Job:
Copy out every line below that contains the string "xlabel".

Start of Data for the task

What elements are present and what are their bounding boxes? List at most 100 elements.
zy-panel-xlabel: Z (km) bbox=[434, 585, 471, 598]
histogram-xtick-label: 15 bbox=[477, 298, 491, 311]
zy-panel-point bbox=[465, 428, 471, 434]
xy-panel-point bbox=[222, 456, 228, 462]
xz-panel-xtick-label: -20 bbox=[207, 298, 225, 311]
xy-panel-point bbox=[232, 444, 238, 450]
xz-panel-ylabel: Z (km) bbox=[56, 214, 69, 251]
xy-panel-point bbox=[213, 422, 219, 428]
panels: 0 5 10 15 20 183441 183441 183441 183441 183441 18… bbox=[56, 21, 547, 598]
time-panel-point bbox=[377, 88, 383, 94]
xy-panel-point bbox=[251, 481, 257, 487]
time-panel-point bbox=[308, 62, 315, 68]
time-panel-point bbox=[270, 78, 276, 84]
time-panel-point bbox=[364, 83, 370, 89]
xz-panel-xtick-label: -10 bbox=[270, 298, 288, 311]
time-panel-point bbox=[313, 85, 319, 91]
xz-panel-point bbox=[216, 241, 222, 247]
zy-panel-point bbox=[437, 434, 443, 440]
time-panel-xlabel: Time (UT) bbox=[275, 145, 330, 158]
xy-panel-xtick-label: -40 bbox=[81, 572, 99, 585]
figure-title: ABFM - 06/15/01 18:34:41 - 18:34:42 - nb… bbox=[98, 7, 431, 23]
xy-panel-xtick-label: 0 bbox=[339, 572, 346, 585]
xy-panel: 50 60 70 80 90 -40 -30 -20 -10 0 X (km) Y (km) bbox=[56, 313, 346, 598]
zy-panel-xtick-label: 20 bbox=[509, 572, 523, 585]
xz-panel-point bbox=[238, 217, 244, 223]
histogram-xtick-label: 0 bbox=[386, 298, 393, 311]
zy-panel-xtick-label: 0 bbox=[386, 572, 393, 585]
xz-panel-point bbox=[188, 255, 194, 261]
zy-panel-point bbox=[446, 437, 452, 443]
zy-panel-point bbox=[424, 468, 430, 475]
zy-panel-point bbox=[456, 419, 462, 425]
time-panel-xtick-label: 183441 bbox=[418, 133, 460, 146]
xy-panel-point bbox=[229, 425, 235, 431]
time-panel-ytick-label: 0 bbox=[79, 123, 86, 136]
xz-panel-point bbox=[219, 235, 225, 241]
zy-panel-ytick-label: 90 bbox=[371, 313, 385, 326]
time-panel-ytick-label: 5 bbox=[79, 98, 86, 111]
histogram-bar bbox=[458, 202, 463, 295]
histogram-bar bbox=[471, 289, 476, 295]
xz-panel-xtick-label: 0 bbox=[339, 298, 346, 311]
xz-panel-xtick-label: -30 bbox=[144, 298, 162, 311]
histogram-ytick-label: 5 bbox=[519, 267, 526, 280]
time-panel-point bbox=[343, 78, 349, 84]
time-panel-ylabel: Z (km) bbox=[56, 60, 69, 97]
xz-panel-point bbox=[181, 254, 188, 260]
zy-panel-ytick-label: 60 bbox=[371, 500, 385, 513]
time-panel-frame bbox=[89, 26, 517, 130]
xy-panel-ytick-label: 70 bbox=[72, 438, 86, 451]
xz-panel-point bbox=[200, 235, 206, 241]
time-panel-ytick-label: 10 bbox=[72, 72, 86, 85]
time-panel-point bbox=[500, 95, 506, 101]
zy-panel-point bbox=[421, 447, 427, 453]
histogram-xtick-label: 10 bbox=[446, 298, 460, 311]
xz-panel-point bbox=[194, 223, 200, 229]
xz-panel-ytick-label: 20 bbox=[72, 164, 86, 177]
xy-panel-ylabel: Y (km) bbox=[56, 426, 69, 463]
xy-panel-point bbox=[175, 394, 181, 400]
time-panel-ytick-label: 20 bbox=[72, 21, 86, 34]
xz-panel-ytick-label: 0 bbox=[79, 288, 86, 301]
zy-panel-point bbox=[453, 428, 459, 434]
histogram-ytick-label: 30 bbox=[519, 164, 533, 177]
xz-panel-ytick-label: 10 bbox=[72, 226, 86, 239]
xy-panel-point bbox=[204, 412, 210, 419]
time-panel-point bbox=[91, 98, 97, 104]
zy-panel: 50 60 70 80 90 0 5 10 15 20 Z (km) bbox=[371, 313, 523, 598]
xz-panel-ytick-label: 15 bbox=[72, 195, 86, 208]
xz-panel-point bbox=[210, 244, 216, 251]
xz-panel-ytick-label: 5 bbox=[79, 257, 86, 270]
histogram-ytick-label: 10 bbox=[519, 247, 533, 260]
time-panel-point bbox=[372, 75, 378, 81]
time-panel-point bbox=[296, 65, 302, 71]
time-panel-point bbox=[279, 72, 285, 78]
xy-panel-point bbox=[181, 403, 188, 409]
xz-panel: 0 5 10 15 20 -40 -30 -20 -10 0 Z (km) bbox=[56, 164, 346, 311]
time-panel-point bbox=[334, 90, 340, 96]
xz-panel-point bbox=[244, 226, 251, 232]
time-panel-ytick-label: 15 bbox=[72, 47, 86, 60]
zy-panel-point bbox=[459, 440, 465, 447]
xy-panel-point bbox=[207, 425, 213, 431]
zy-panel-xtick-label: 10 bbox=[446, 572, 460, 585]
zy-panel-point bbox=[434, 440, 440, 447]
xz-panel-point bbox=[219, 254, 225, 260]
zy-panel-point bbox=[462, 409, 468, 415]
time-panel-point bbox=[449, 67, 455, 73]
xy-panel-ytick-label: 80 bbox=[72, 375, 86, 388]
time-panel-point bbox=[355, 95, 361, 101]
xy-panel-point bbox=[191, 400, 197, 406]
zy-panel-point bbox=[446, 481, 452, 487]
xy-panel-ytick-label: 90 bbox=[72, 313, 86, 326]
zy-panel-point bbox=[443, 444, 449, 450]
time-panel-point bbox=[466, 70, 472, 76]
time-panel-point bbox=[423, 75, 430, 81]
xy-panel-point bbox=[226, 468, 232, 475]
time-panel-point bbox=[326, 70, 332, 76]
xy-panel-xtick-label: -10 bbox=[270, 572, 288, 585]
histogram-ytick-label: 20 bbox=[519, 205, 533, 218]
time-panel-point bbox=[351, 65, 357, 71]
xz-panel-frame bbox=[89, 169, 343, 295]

End of Data for the task

Response for this exercise:
zy-panel-xlabel: Z (km) bbox=[434, 585, 471, 598]
time-panel-xlabel: Time (UT) bbox=[275, 145, 330, 158]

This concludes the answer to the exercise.